▶ **Requirement**
Write every record out again exactly, and keep images out of it.
Start Input records
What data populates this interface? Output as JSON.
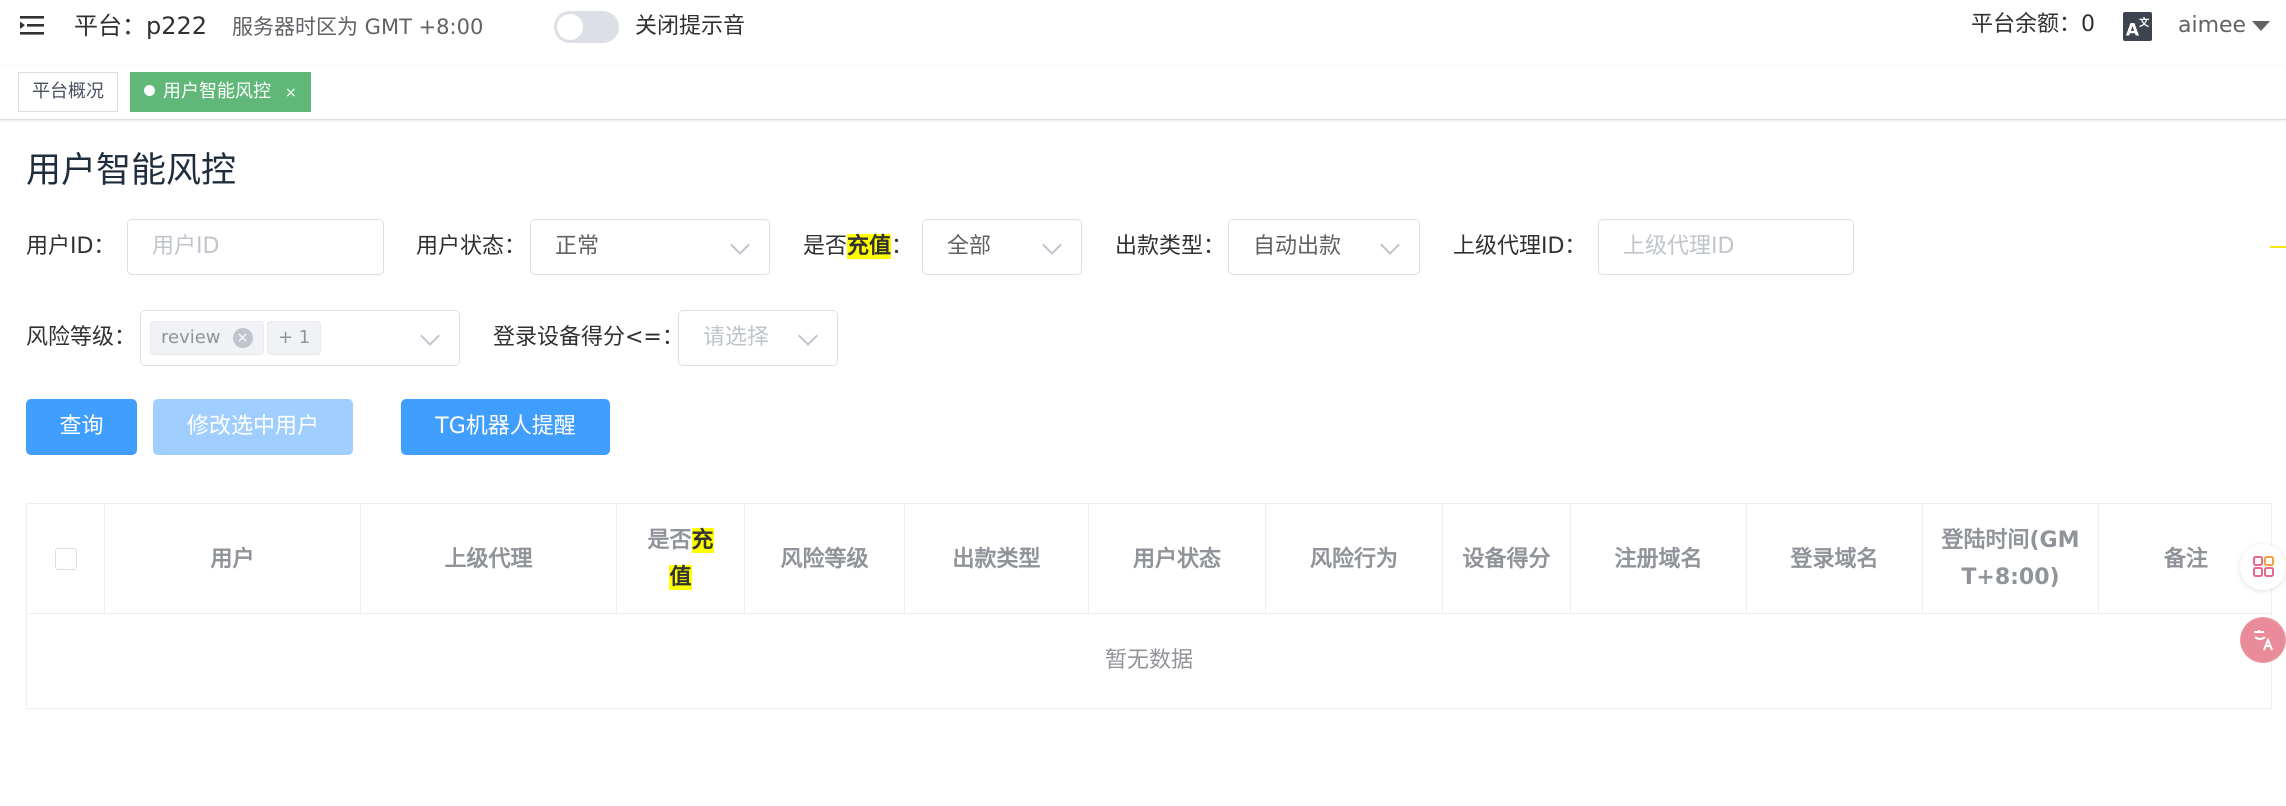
{
  "header": {
    "platform": "平台：p222",
    "timezone": "服务器时区为 GMT +8:00",
    "sound_toggle_label": "关闭提示音",
    "balance": "平台余额：0",
    "lang_icon": "A",
    "lang_icon_sup": "文",
    "username": "aimee"
  },
  "tags": [
    {
      "label": "平台概况",
      "active": false
    },
    {
      "label": "用户智能风控",
      "active": true,
      "close": "×"
    }
  ],
  "page_title": "用户智能风控",
  "filters": {
    "user_id_label": "用户ID：",
    "user_id_placeholder": "用户ID",
    "status_label": "用户状态：",
    "status_value": "正常",
    "recharge_label_pre": "是否",
    "recharge_label_hl": "充值",
    "recharge_label_post": "：",
    "recharge_value": "全部",
    "payout_label": "出款类型：",
    "payout_value": "自动出款",
    "agent_id_label": "上级代理ID：",
    "agent_id_placeholder": "上级代理ID",
    "risk_level_label": "风险等级：",
    "risk_level_tags": [
      "review",
      "+ 1"
    ],
    "device_score_label": "登录设备得分<=：",
    "device_score_placeholder": "请选择"
  },
  "buttons": {
    "query": "查询",
    "modify_selected": "修改选中用户",
    "tg_remind": "TG机器人提醒"
  },
  "table": {
    "columns": {
      "user": "用户",
      "agent": "上级代理",
      "recharge_pre": "是否",
      "recharge_hl1": "充",
      "recharge_hl2": "值",
      "risk_level": "风险等级",
      "payout_type": "出款类型",
      "user_status": "用户状态",
      "risk_behavior": "风险行为",
      "device_score": "设备得分",
      "register_domain": "注册域名",
      "login_domain": "登录域名",
      "login_time_1": "登陆时间(GM",
      "login_time_2": "T+8:00)",
      "remark": "备注"
    },
    "empty_text": "暂无数据"
  },
  "colors": {
    "primary": "#409eff",
    "primary_disabled": "#a0cfff",
    "tag_active": "#5fb878",
    "highlight": "#ffff00"
  }
}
End Input records
▶ **Task response**
What data populates this interface? Output as JSON.
{
  "header": {
    "platform": "平台：p222",
    "timezone": "服务器时区为 GMT +8:00",
    "sound_toggle_label": "关闭提示音",
    "balance": "平台余额：0",
    "lang_icon": "A",
    "lang_icon_sup": "文",
    "username": "aimee"
  },
  "tags": [
    {
      "label": "平台概况",
      "active": false
    },
    {
      "label": "用户智能风控",
      "active": true,
      "close": "×"
    }
  ],
  "page_title": "用户智能风控",
  "filters": {
    "user_id_label": "用户ID：",
    "user_id_placeholder": "用户ID",
    "status_label": "用户状态：",
    "status_value": "正常",
    "recharge_label_pre": "是否",
    "recharge_label_hl": "充值",
    "recharge_label_post": "：",
    "recharge_value": "全部",
    "payout_label": "出款类型：",
    "payout_value": "自动出款",
    "agent_id_label": "上级代理ID：",
    "agent_id_placeholder": "上级代理ID",
    "risk_level_label": "风险等级：",
    "risk_level_tags": [
      "review",
      "+ 1"
    ],
    "device_score_label": "登录设备得分<=：",
    "device_score_placeholder": "请选择"
  },
  "buttons": {
    "query": "查询",
    "modify_selected": "修改选中用户",
    "tg_remind": "TG机器人提醒"
  },
  "table": {
    "columns": {
      "user": "用户",
      "agent": "上级代理",
      "recharge_pre": "是否",
      "recharge_hl1": "充",
      "recharge_hl2": "值",
      "risk_level": "风险等级",
      "payout_type": "出款类型",
      "user_status": "用户状态",
      "risk_behavior": "风险行为",
      "device_score": "设备得分",
      "register_domain": "注册域名",
      "login_domain": "登录域名",
      "login_time_1": "登陆时间(GM",
      "login_time_2": "T+8:00)",
      "remark": "备注"
    },
    "empty_text": "暂无数据"
  },
  "colors": {
    "primary": "#409eff",
    "primary_disabled": "#a0cfff",
    "tag_active": "#5fb878",
    "highlight": "#ffff00"
  }
}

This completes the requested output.